What the task requires:
Copy every entry word for word. Skip the pictures.

Material supplied:
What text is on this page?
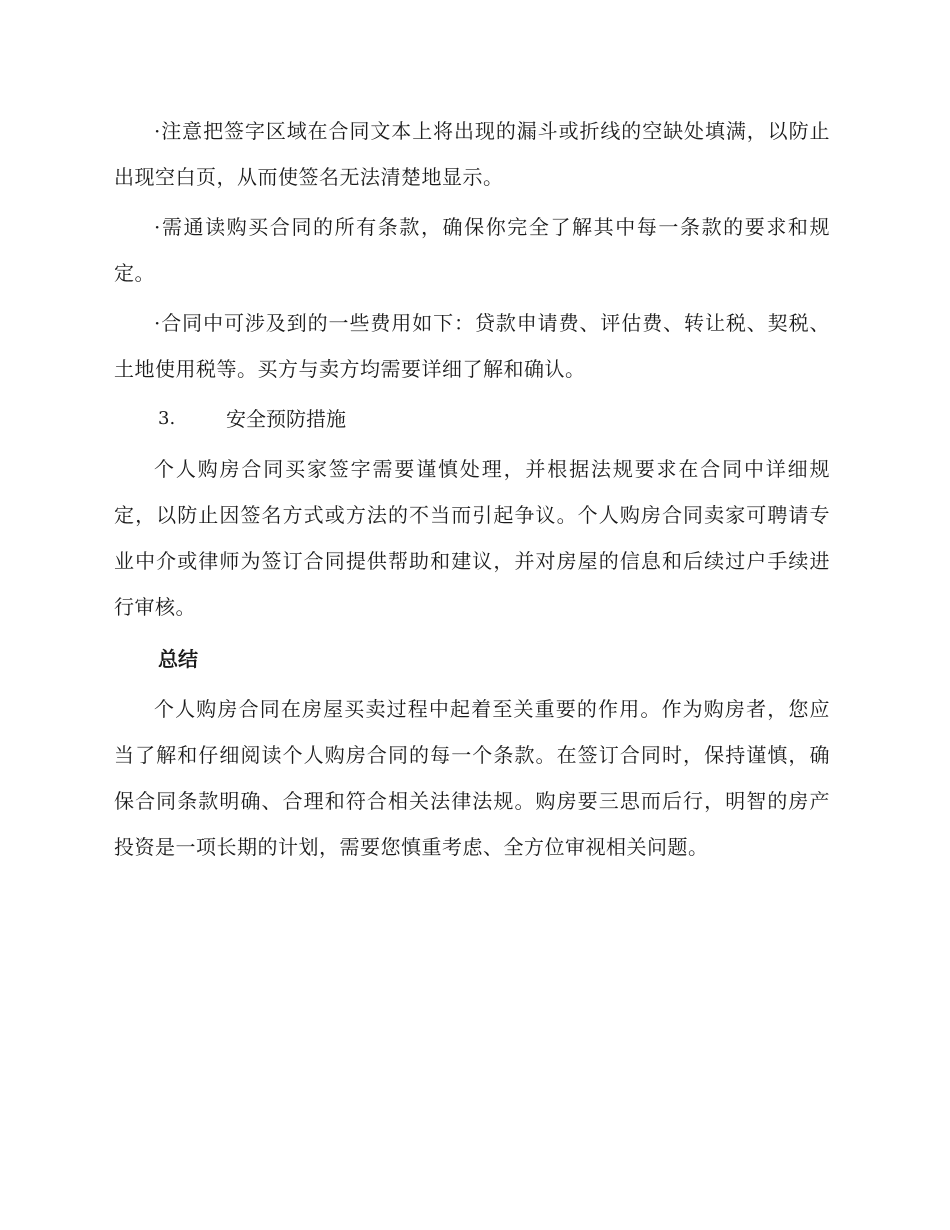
·注意把签字区域在合同文本上将出现的漏斗或折线的空缺处填满，以防止出现空白页，从而使签名无法清楚地显示。

·需通读购买合同的所有条款，确保你完全了解其中每一条款的要求和规定。

·合同中可涉及到的一些费用如下：贷款申请费、评估费、转让税、契税、土地使用税等。买方与卖方均需要详细了解和确认。

3.	安全预防措施

个人购房合同买家签字需要谨慎处理，并根据法规要求在合同中详细规定，以防止因签名方式或方法的不当而引起争议。个人购房合同卖家可聘请专业中介或律师为签订合同提供帮助和建议，并对房屋的信息和后续过户手续进行审核。

总结

个人购房合同在房屋买卖过程中起着至关重要的作用。作为购房者，您应当了解和仔细阅读个人购房合同的每一个条款。在签订合同时，保持谨慎，确保合同条款明确、合理和符合相关法律法规。购房要三思而后行，明智的房产投资是一项长期的计划，需要您慎重考虑、全方位审视相关问题。
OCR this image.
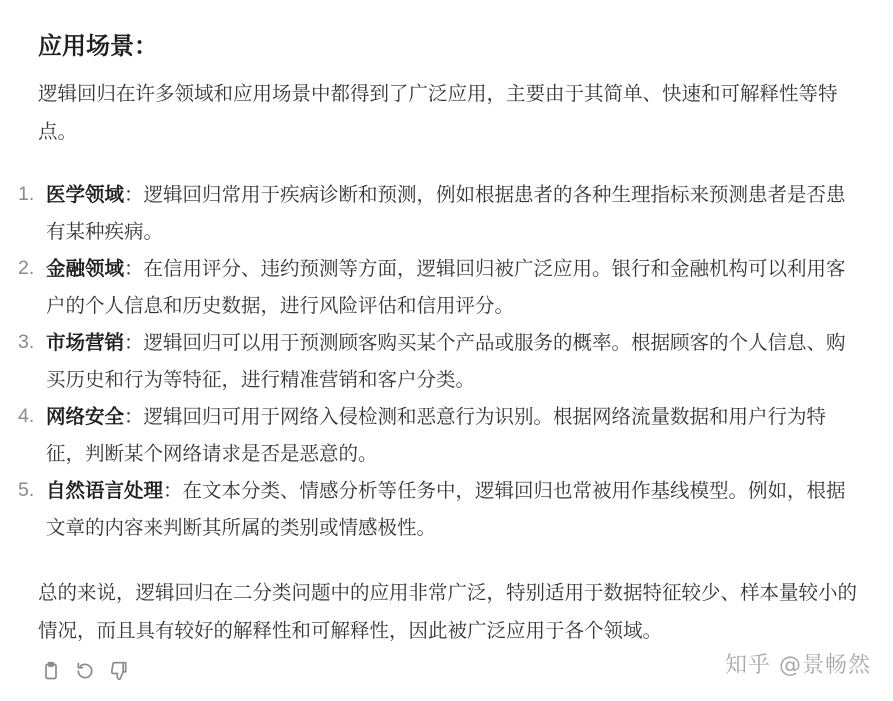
应用场景：

逻辑回归在许多领域和应用场景中都得到了广泛应用，主要由于其简单、快速和可解释性等特点。

1. 医学领域：逻辑回归常用于疾病诊断和预测，例如根据患者的各种生理指标来预测患者是否患有某种疾病。
2. 金融领域：在信用评分、违约预测等方面，逻辑回归被广泛应用。银行和金融机构可以利用客户的个人信息和历史数据，进行风险评估和信用评分。
3. 市场营销：逻辑回归可以用于预测顾客购买某个产品或服务的概率。根据顾客的个人信息、购买历史和行为等特征，进行精准营销和客户分类。
4. 网络安全：逻辑回归可用于网络入侵检测和恶意行为识别。根据网络流量数据和用户行为特征，判断某个网络请求是否是恶意的。
5. 自然语言处理：在文本分类、情感分析等任务中，逻辑回归也常被用作基线模型。例如，根据文章的内容来判断其所属的类别或情感极性。

总的来说，逻辑回归在二分类问题中的应用非常广泛，特别适用于数据特征较少、样本量较小的情况，而且具有较好的解释性和可解释性，因此被广泛应用于各个领域。

知乎 @景畅然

Correct output:
What text is on this page?
·注意把签字区域在合同文本上将出现的漏斗或折线的空缺处填满，以防止出现空白页，从而使签名无法清楚地显示。

·需通读购买合同的所有条款，确保你完全了解其中每一条款的要求和规定。

·合同中可涉及到的一些费用如下：贷款申请费、评估费、转让税、契税、土地使用税等。买方与卖方均需要详细了解和确认。

3.	安全预防措施

个人购房合同买家签字需要谨慎处理，并根据法规要求在合同中详细规定，以防止因签名方式或方法的不当而引起争议。个人购房合同卖家可聘请专业中介或律师为签订合同提供帮助和建议，并对房屋的信息和后续过户手续进行审核。

总结

个人购房合同在房屋买卖过程中起着至关重要的作用。作为购房者，您应当了解和仔细阅读个人购房合同的每一个条款。在签订合同时，保持谨慎，确保合同条款明确、合理和符合相关法律法规。购房要三思而后行，明智的房产投资是一项长期的计划，需要您慎重考虑、全方位审视相关问题。
OCR this image.
应用场景：

逻辑回归在许多领域和应用场景中都得到了广泛应用，主要由于其简单、快速和可解释性等特点。

1. 医学领域：逻辑回归常用于疾病诊断和预测，例如根据患者的各种生理指标来预测患者是否患有某种疾病。
2. 金融领域：在信用评分、违约预测等方面，逻辑回归被广泛应用。银行和金融机构可以利用客户的个人信息和历史数据，进行风险评估和信用评分。
3. 市场营销：逻辑回归可以用于预测顾客购买某个产品或服务的概率。根据顾客的个人信息、购买历史和行为等特征，进行精准营销和客户分类。
4. 网络安全：逻辑回归可用于网络入侵检测和恶意行为识别。根据网络流量数据和用户行为特征，判断某个网络请求是否是恶意的。
5. 自然语言处理：在文本分类、情感分析等任务中，逻辑回归也常被用作基线模型。例如，根据文章的内容来判断其所属的类别或情感极性。

总的来说，逻辑回归在二分类问题中的应用非常广泛，特别适用于数据特征较少、样本量较小的情况，而且具有较好的解释性和可解释性，因此被广泛应用于各个领域。

知乎 @景畅然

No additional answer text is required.